Uniaxial compression tests of group A and Brazilian tests of group B were first conducted to obtain the basic mechanical properties of the Iddefjord granite. The prism specimens in groups C, D and E were uniaxially loaded under compression to study the transition of the failure mode. To study and observe the failure process of the specimens, AE events were monitored and photos of the testing specimens were taken in the process of loading. The loading rate was controlled at 60 KN/min in the beginning stage. When the load reached about 150 KN, the loading was changed from load control to displacement control at a rate of 0.1 mm/min.
2.3 Damage Thresholds
It is believed that some stress thresholds exist during the brittle fracturing on the progressive degradation of intact rock under compression. To identify these crack initiation and propagation thresholds in brittle rock, some scholars (Diederichs et al. 2004; Eberhardt et al. 1998) have made contributions to this research field based on axial and lateral deformation measurements, and AE records during laboratory tests. According to the stress–strain characteristics displayed by the axial and lateral strain measurements and AE count rate curves, three damage thresholds were identified during the tests in this paper. By analyzing the laboratory testing data, the axial stress–strain curve, the lateral stress–strain curve, and the logarithmic AE count rate–strain curve can be obtained in a typical figure. Therefore, we define the three damage threshold values in the stress–strain curves for the long specimens in Group A and Group C as follows:
Stable crack initiation stress (σst, Point P): the threshold at which the corresponding logarithmic AE count rate curve begins to monotonically increase after oscillating in the beginning stage. It means that the crack growth can be stopped by controlling the applied load.
Unstable crack development stress (σust, Point Q): the threshold at which the corresponding logarithmic AE count rate curve begins to abruptly increase prior to failure. It means that the crack growth would continue even if the applied load were kept constant.
Slabbing crack initiation stress (σsl, Point M): the threshold at which the lateral stress–strain response is observed to become nonlinear. It means that the extension slabbing fractures initiate in the brittle rock, and nonlinear increasing of lateral extension strain may contribute to slabbing failure.
2.4 Testing Results
2.4.1 Cylinder Compression Tests and Brazilian Disc Tests
Properties of the rock were obtained from the tests of Groups A and B. The properties include the uniaxial compressive strength (σc), tensile strength (σt), internal friction angle (φ), cohesion (c), Young’s modulus (E), Poisson’s ratio (ν), density (γ) and P-wave velocity (Vp), which are listed in Table 1. The values of φ, and c are obtained by back-calculations from the fracture angle θ and σc by using relationships \( \varphi = 2\theta - 90^{^\circ } \) and \( c = \sigma_{\text{c}} (1 - \sin \varphi )/2\cos \varphi \).

▶ THE REQUEST
Copy the stretch of the granite testing excerpt from "Slabbing crack initiation" through "to slabbing failure.", putting "Point N" in place of "Point M".

▶ LISTED RECORDS
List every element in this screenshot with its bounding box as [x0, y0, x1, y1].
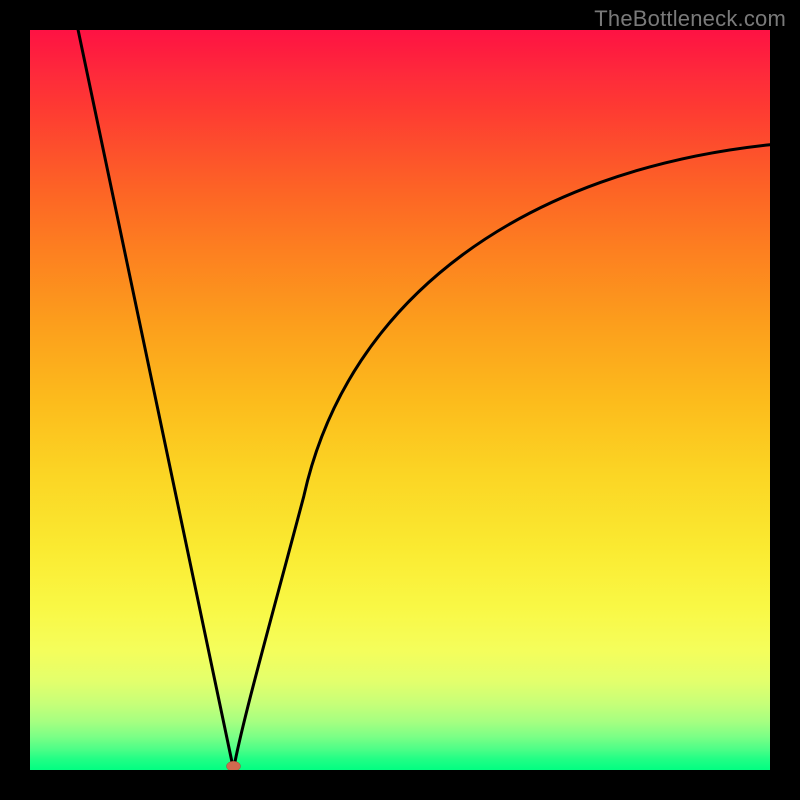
figure-container: TheBottleneck.com: [0, 0, 800, 800]
gradient-background: [30, 30, 770, 770]
vertex-marker: [227, 761, 241, 770]
chart-svg: [30, 30, 770, 770]
watermark-label: TheBottleneck.com: [594, 6, 786, 32]
plot-area: [30, 30, 770, 770]
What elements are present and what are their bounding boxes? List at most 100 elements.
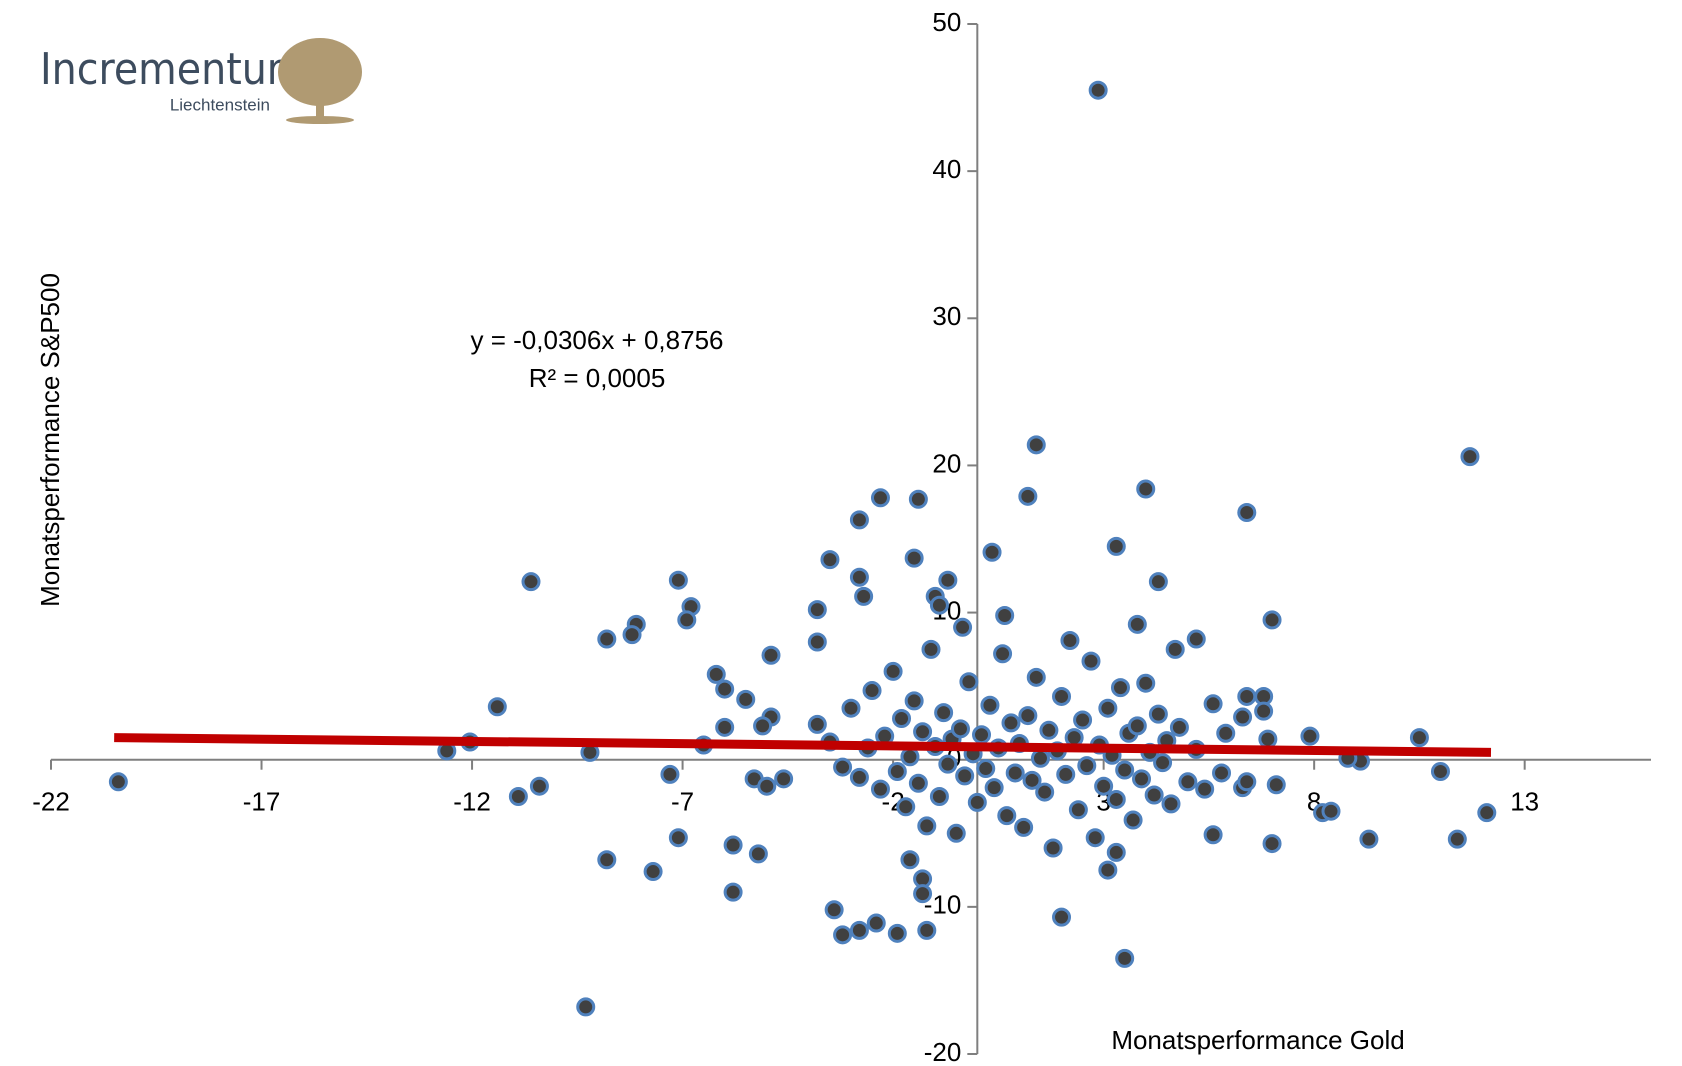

▶ THE RESPONSE
Slabbing crack initiation stress (σsl, Point N): the threshold at which the lateral stress–strain response is observed to become nonlinear. It means that the extension slabbing fractures initiate in the brittle rock, and nonlinear increasing of lateral extension strain may contribute to slabbing failure.